> _Exercise aim_:
Lay out every line of the items below as a JSON list of strings, with one string per line and blank lines left out.

> _Extracted records_:

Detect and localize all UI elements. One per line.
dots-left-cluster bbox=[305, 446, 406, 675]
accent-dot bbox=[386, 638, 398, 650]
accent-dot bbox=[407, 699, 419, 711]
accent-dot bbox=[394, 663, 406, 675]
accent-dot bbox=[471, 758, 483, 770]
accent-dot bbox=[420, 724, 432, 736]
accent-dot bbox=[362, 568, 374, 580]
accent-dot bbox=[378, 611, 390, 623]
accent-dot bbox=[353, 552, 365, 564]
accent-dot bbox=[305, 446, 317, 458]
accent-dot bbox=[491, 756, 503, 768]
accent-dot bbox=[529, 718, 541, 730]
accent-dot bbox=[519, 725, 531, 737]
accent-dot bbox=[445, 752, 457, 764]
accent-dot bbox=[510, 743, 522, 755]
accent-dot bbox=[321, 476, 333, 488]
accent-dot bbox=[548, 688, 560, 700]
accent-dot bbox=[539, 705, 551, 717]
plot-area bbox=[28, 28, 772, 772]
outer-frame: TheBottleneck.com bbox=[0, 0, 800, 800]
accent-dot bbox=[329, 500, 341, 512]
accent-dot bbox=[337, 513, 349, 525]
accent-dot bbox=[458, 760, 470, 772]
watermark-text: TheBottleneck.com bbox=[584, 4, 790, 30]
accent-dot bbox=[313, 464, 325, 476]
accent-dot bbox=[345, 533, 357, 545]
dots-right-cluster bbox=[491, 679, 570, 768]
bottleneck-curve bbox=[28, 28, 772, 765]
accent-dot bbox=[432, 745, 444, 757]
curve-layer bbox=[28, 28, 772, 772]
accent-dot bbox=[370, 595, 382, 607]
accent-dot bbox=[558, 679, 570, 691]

> _Answer to this task_:
[
  "Detect and localize all UI elements. One per line.",
  "dots-left-cluster bbox=[305, 446, 406, 675]",
  "accent-dot bbox=[386, 638, 398, 650]",
  "accent-dot bbox=[407, 699, 419, 711]",
  "accent-dot bbox=[394, 663, 406, 675]",
  "accent-dot bbox=[471, 758, 483, 770]",
  "accent-dot bbox=[420, 724, 432, 736]",
  "accent-dot bbox=[362, 568, 374, 580]",
  "accent-dot bbox=[378, 611, 390, 623]",
  "accent-dot bbox=[353, 552, 365, 564]",
  "accent-dot bbox=[305, 446, 317, 458]",
  "accent-dot bbox=[491, 756, 503, 768]",
  "accent-dot bbox=[529, 718, 541, 730]",
  "accent-dot bbox=[519, 725, 531, 737]",
  "accent-dot bbox=[445, 752, 457, 764]",
  "accent-dot bbox=[510, 743, 522, 755]",
  "accent-dot bbox=[321, 476, 333, 488]",
  "accent-dot bbox=[548, 688, 560, 700]",
  "accent-dot bbox=[539, 705, 551, 717]",
  "plot-area bbox=[28, 28, 772, 772]",
  "outer-frame: TheBottleneck.com bbox=[0, 0, 800, 800]",
  "accent-dot bbox=[329, 500, 341, 512]",
  "accent-dot bbox=[337, 513, 349, 525]",
  "accent-dot bbox=[458, 760, 470, 772]",
  "watermark-text: TheBottleneck.com bbox=[584, 4, 790, 30]",
  "accent-dot bbox=[313, 464, 325, 476]",
  "accent-dot bbox=[345, 533, 357, 545]",
  "dots-right-cluster bbox=[491, 679, 570, 768]",
  "bottleneck-curve bbox=[28, 28, 772, 765]",
  "accent-dot bbox=[432, 745, 444, 757]",
  "curve-layer bbox=[28, 28, 772, 772]",
  "accent-dot bbox=[370, 595, 382, 607]",
  "accent-dot bbox=[558, 679, 570, 691]"
]